Pick out each line below containing "group".

## begin

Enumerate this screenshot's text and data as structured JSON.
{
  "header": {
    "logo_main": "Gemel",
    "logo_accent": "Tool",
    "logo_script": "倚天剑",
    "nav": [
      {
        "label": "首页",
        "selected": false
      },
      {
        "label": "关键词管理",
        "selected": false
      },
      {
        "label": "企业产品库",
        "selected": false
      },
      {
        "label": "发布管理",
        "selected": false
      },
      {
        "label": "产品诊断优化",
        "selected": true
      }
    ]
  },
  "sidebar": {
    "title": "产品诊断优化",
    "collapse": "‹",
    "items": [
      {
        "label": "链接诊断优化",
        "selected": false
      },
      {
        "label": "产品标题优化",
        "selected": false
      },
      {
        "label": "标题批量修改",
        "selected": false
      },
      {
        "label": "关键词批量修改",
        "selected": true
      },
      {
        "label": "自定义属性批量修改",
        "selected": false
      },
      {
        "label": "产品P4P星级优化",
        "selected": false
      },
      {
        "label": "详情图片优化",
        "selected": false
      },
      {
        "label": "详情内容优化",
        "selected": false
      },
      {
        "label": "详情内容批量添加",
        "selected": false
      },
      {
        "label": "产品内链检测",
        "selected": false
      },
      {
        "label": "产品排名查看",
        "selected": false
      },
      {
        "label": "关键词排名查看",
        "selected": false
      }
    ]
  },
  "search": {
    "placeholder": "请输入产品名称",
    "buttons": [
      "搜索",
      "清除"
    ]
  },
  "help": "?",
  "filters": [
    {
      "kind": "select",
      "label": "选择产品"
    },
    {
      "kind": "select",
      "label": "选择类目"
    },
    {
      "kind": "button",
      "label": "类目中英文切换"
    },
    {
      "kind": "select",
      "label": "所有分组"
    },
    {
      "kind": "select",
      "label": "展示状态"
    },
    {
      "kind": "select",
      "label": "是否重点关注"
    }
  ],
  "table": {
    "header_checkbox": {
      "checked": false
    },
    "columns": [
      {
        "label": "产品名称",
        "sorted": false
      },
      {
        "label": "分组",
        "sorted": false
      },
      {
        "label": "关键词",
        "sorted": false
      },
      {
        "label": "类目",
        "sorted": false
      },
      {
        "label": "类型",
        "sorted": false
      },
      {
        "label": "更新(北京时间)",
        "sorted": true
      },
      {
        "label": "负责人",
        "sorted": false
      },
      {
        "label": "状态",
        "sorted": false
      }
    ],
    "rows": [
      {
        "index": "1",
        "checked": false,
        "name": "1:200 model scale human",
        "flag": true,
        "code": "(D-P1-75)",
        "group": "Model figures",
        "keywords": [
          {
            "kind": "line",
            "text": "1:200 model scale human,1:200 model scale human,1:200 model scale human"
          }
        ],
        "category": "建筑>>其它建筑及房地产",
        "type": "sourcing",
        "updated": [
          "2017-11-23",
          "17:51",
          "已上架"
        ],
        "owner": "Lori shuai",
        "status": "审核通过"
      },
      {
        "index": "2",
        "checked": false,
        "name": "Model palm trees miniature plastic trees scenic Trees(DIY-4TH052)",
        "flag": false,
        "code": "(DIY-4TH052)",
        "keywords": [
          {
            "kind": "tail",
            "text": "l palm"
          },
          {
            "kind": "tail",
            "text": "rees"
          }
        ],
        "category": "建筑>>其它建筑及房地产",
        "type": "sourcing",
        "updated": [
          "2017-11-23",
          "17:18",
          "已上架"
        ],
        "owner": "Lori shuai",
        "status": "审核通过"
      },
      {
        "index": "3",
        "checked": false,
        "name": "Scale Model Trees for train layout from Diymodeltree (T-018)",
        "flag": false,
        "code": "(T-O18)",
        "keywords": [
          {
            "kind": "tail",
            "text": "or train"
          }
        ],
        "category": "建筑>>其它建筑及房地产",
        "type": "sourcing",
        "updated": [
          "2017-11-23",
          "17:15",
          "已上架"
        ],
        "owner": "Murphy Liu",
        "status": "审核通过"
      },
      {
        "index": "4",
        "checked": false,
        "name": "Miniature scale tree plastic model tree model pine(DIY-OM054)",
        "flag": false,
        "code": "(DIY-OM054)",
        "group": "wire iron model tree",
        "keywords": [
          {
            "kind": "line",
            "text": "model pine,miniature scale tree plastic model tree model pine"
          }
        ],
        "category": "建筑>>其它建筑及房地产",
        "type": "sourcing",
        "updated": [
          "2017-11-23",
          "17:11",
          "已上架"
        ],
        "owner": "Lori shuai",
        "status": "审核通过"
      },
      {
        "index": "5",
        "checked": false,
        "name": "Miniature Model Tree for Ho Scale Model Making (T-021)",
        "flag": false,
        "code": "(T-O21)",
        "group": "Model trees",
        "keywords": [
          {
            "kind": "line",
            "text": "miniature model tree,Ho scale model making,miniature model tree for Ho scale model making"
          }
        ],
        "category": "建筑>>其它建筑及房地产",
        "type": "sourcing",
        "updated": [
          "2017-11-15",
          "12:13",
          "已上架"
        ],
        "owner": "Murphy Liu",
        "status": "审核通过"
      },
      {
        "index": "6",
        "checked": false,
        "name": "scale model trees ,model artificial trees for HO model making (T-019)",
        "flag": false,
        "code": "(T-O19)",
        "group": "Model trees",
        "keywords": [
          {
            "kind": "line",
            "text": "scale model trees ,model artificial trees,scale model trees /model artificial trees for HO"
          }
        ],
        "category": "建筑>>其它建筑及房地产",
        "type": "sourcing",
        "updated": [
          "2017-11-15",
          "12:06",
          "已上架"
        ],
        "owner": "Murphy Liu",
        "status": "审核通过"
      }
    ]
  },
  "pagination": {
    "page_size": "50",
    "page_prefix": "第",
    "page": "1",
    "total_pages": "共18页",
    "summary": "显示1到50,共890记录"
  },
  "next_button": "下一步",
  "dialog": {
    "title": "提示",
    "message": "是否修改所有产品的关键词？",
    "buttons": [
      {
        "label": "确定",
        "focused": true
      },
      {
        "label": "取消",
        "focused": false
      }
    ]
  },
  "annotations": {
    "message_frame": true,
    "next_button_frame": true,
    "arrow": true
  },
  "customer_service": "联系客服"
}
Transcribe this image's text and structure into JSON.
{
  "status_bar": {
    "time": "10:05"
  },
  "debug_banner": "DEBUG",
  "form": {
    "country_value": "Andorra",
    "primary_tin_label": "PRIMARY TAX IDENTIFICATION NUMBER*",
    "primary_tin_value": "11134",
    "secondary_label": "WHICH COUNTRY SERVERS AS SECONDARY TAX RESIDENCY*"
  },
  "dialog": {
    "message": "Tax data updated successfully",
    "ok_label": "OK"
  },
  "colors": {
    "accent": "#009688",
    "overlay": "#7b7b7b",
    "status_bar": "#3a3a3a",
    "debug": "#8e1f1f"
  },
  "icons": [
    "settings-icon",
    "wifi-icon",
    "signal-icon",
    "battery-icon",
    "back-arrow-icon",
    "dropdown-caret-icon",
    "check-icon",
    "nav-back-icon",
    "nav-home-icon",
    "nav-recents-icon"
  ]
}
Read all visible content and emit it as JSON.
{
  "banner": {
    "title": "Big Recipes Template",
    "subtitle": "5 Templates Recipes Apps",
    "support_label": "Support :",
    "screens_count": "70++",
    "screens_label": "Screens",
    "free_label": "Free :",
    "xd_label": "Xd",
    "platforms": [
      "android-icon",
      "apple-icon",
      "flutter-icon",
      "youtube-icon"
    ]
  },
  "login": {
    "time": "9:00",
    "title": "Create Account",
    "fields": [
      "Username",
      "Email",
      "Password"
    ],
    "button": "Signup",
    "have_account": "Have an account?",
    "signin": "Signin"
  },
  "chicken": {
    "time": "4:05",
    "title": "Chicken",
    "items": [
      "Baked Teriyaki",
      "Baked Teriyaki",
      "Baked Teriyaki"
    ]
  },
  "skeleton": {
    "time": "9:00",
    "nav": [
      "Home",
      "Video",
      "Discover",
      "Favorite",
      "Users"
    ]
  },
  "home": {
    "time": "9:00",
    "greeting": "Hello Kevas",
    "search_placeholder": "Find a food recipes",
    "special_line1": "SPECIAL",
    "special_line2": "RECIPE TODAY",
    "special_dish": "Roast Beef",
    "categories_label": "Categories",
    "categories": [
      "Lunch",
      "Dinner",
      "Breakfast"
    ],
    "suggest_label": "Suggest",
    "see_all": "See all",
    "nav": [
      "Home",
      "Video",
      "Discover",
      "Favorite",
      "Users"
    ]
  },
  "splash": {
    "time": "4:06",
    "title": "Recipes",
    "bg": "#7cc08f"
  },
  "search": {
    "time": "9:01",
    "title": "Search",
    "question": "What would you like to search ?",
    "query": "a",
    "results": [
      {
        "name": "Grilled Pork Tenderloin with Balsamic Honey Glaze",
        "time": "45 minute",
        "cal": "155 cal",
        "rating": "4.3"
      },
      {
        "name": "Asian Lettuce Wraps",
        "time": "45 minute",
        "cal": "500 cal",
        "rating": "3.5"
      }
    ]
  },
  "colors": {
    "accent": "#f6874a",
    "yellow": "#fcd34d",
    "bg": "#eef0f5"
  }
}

## end

**REPLY TO THE EXERCISE**
        "group": "Model figures",
        "group": "wire iron model tree",
        "group": "Model trees",
        "group": "Model trees",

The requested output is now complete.